Problem. Extract the listing in its entirety, keeping each line identical to the original.

Records supplied.

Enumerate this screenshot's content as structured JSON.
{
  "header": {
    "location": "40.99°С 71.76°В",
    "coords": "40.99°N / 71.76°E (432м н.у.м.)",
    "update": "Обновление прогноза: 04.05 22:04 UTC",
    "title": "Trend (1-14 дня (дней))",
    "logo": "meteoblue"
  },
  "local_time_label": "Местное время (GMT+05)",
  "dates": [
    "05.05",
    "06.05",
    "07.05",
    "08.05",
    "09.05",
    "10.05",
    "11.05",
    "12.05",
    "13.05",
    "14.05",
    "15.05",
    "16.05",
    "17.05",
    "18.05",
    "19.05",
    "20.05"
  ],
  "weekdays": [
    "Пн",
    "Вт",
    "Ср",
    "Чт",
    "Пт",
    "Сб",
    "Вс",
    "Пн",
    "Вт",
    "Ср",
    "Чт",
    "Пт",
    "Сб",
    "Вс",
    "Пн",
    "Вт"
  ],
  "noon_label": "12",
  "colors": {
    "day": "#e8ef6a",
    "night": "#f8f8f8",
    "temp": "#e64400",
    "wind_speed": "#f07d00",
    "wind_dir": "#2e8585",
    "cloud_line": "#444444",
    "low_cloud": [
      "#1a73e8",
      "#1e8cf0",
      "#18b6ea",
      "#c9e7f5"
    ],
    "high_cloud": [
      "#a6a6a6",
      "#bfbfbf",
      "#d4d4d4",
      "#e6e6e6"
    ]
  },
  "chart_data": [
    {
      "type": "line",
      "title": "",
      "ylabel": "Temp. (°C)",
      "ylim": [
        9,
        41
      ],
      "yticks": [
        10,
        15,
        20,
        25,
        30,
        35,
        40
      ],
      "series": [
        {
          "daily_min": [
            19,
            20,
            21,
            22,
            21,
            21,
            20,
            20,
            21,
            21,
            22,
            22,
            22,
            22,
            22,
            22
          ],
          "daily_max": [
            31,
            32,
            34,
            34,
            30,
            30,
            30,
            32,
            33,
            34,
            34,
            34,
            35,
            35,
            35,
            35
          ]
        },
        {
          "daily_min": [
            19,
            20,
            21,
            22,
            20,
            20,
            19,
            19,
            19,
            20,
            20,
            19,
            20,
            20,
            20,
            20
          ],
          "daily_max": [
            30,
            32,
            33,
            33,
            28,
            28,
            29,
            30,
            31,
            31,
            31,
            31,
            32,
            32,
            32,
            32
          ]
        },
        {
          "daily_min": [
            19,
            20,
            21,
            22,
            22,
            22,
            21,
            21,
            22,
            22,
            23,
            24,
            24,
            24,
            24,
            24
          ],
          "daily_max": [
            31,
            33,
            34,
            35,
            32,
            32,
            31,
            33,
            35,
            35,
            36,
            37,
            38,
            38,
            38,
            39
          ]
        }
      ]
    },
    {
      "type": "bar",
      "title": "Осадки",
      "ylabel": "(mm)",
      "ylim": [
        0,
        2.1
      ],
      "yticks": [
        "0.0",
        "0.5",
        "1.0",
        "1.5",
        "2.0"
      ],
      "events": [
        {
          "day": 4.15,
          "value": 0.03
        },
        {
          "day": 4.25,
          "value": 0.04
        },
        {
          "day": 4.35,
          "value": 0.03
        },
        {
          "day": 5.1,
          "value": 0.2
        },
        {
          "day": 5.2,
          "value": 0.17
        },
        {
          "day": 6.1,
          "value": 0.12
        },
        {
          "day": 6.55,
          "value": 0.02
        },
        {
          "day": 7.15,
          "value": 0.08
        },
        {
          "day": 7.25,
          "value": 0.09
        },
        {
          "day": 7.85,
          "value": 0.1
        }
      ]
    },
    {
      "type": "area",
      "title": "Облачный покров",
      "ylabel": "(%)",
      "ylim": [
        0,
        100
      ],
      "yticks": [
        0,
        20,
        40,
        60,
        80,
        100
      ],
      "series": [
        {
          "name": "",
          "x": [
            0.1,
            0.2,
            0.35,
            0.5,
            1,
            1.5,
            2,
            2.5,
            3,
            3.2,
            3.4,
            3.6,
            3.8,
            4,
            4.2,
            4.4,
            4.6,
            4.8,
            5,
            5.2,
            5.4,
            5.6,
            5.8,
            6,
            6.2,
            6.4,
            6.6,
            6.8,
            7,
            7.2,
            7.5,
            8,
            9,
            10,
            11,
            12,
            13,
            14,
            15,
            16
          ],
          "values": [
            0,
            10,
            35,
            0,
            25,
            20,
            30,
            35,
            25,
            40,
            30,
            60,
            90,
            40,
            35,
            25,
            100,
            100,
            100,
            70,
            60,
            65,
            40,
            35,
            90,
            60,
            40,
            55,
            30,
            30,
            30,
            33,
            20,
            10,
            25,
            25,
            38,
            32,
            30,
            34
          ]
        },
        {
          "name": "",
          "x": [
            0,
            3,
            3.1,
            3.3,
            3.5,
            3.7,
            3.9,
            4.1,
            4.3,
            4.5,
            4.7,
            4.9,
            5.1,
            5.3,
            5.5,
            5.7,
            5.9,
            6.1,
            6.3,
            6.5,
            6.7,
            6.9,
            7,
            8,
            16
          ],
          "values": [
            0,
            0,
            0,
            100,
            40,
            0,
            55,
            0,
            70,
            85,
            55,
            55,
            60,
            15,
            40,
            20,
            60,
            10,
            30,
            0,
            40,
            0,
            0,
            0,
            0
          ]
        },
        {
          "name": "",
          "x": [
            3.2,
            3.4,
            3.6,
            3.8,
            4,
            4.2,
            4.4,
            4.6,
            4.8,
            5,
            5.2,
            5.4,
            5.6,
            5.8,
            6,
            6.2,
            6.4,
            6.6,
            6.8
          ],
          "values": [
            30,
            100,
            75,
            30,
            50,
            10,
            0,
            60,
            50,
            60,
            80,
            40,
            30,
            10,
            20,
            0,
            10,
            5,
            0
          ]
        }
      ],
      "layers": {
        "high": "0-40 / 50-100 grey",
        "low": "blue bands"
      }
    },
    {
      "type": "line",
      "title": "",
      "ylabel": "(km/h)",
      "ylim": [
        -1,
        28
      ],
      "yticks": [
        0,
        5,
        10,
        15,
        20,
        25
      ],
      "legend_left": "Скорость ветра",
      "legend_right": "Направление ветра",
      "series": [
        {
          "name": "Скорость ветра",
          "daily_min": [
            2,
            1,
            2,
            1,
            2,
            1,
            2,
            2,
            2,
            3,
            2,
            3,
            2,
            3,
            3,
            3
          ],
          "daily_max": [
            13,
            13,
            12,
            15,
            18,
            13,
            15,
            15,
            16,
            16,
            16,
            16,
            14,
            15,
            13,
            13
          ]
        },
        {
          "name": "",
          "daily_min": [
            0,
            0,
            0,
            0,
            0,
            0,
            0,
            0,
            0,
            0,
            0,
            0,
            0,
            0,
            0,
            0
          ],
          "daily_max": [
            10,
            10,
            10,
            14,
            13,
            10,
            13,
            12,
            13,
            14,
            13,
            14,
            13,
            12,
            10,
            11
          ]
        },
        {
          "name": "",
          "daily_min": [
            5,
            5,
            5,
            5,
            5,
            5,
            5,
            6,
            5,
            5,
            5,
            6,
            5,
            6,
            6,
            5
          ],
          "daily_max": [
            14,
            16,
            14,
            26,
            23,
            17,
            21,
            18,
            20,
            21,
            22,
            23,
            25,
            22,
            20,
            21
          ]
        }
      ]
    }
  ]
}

Output for this task.
Enumerate this screenshot's content as structured JSON.
{
  "header": {
    "location": "40.99°С 71.76°В",
    "coords": "40.99°N / 71.76°E (432м н.у.м.)",
    "update": "Обновление прогноза: 04.05 22:04 UTC",
    "title": "Trend (1-14 дня (дней))",
    "logo": "meteoblue"
  },
  "local_time_label": "Местное время (GMT+05)",
  "dates": [
    "05.05",
    "06.05",
    "07.05",
    "08.05",
    "09.05",
    "10.05",
    "11.05",
    "12.05",
    "13.05",
    "14.05",
    "15.05",
    "16.05",
    "17.05",
    "18.05",
    "19.05",
    "20.05"
  ],
  "weekdays": [
    "Пн",
    "Вт",
    "Ср",
    "Чт",
    "Пт",
    "Сб",
    "Вс",
    "Пн",
    "Вт",
    "Ср",
    "Чт",
    "Пт",
    "Сб",
    "Вс",
    "Пн",
    "Вт"
  ],
  "noon_label": "12",
  "colors": {
    "day": "#e8ef6a",
    "night": "#f8f8f8",
    "temp": "#e64400",
    "wind_speed": "#f07d00",
    "wind_dir": "#2e8585",
    "cloud_line": "#444444",
    "low_cloud": [
      "#1a73e8",
      "#1e8cf0",
      "#18b6ea",
      "#c9e7f5"
    ],
    "high_cloud": [
      "#a6a6a6",
      "#bfbfbf",
      "#d4d4d4",
      "#e6e6e6"
    ]
  },
  "chart_data": [
    {
      "type": "line",
      "title": "",
      "ylabel": "Temp. (°C)",
      "ylim": [
        9,
        41
      ],
      "yticks": [
        10,
        15,
        20,
        25,
        30,
        35,
        40
      ],
      "series": [
        {
          "daily_min": [
            19,
            20,
            21,
            22,
            21,
            21,
            20,
            20,
            21,
            21,
            22,
            22,
            22,
            22,
            22,
            22
          ],
          "daily_max": [
            31,
            32,
            34,
            34,
            30,
            30,
            30,
            32,
            33,
            34,
            34,
            34,
            35,
            35,
            35,
            35
          ]
        },
        {
          "daily_min": [
            19,
            20,
            21,
            22,
            20,
            20,
            19,
            19,
            19,
            20,
            20,
            19,
            20,
            20,
            20,
            20
          ],
          "daily_max": [
            30,
            32,
            33,
            33,
            28,
            28,
            29,
            30,
            31,
            31,
            31,
            31,
            32,
            32,
            32,
            32
          ]
        },
        {
          "daily_min": [
            19,
            20,
            21,
            22,
            22,
            22,
            21,
            21,
            22,
            22,
            23,
            24,
            24,
            24,
            24,
            24
          ],
          "daily_max": [
            31,
            33,
            34,
            35,
            32,
            32,
            31,
            33,
            35,
            35,
            36,
            37,
            38,
            38,
            38,
            39
          ]
        }
      ]
    },
    {
      "type": "bar",
      "title": "Осадки",
      "ylabel": "(mm)",
      "ylim": [
        0,
        2.1
      ],
      "yticks": [
        "0.0",
        "0.5",
        "1.0",
        "1.5",
        "2.0"
      ],
      "events": [
        {
          "day": 4.15,
          "value": 0.03
        },
        {
          "day": 4.25,
          "value": 0.04
        },
        {
          "day": 4.35,
          "value": 0.03
        },
        {
          "day": 5.1,
          "value": 0.2
        },
        {
          "day": 5.2,
          "value": 0.17
        },
        {
          "day": 6.1,
          "value": 0.12
        },
        {
          "day": 6.55,
          "value": 0.02
        },
        {
          "day": 7.15,
          "value": 0.08
        },
        {
          "day": 7.25,
          "value": 0.09
        },
        {
          "day": 7.85,
          "value": 0.1
        }
      ]
    },
    {
      "type": "area",
      "title": "Облачный покров",
      "ylabel": "(%)",
      "ylim": [
        0,
        100
      ],
      "yticks": [
        0,
        20,
        40,
        60,
        80,
        100
      ],
      "series": [
        {
          "name": "",
          "x": [
            0.1,
            0.2,
            0.35,
            0.5,
            1,
            1.5,
            2,
            2.5,
            3,
            3.2,
            3.4,
            3.6,
            3.8,
            4,
            4.2,
            4.4,
            4.6,
            4.8,
            5,
            5.2,
            5.4,
            5.6,
            5.8,
            6,
            6.2,
            6.4,
            6.6,
            6.8,
            7,
            7.2,
            7.5,
            8,
            9,
            10,
            11,
            12,
            13,
            14,
            15,
            16
          ],
          "values": [
            0,
            10,
            35,
            0,
            25,
            20,
            30,
            35,
            25,
            40,
            30,
            60,
            90,
            40,
            35,
            25,
            100,
            100,
            100,
            70,
            60,
            65,
            40,
            35,
            90,
            60,
            40,
            55,
            30,
            30,
            30,
            33,
            20,
            10,
            25,
            25,
            38,
            32,
            30,
            34
          ]
        },
        {
          "name": "",
          "x": [
            0,
            3,
            3.1,
            3.3,
            3.5,
            3.7,
            3.9,
            4.1,
            4.3,
            4.5,
            4.7,
            4.9,
            5.1,
            5.3,
            5.5,
            5.7,
            5.9,
            6.1,
            6.3,
            6.5,
            6.7,
            6.9,
            7,
            8,
            16
          ],
          "values": [
            0,
            0,
            0,
            100,
            40,
            0,
            55,
            0,
            70,
            85,
            55,
            55,
            60,
            15,
            40,
            20,
            60,
            10,
            30,
            0,
            40,
            0,
            0,
            0,
            0
          ]
        },
        {
          "name": "",
          "x": [
            3.2,
            3.4,
            3.6,
            3.8,
            4,
            4.2,
            4.4,
            4.6,
            4.8,
            5,
            5.2,
            5.4,
            5.6,
            5.8,
            6,
            6.2,
            6.4,
            6.6,
            6.8
          ],
          "values": [
            30,
            100,
            75,
            30,
            50,
            10,
            0,
            60,
            50,
            60,
            80,
            40,
            30,
            10,
            20,
            0,
            10,
            5,
            0
          ]
        }
      ],
      "layers": {
        "high": "0-40 / 50-100 grey",
        "low": "blue bands"
      }
    },
    {
      "type": "line",
      "title": "",
      "ylabel": "(km/h)",
      "ylim": [
        -1,
        28
      ],
      "yticks": [
        0,
        5,
        10,
        15,
        20,
        25
      ],
      "legend_left": "Скорость ветра",
      "legend_right": "Направление ветра",
      "series": [
        {
          "name": "Скорость ветра",
          "daily_min": [
            2,
            1,
            2,
            1,
            2,
            1,
            2,
            2,
            2,
            3,
            2,
            3,
            2,
            3,
            3,
            3
          ],
          "daily_max": [
            13,
            13,
            12,
            15,
            18,
            13,
            15,
            15,
            16,
            16,
            16,
            16,
            14,
            15,
            13,
            13
          ]
        },
        {
          "name": "",
          "daily_min": [
            0,
            0,
            0,
            0,
            0,
            0,
            0,
            0,
            0,
            0,
            0,
            0,
            0,
            0,
            0,
            0
          ],
          "daily_max": [
            10,
            10,
            10,
            14,
            13,
            10,
            13,
            12,
            13,
            14,
            13,
            14,
            13,
            12,
            10,
            11
          ]
        },
        {
          "name": "",
          "daily_min": [
            5,
            5,
            5,
            5,
            5,
            5,
            5,
            6,
            5,
            5,
            5,
            6,
            5,
            6,
            6,
            5
          ],
          "daily_max": [
            14,
            16,
            14,
            26,
            23,
            17,
            21,
            18,
            20,
            21,
            22,
            23,
            25,
            22,
            20,
            21
          ]
        }
      ]
    }
  ]
}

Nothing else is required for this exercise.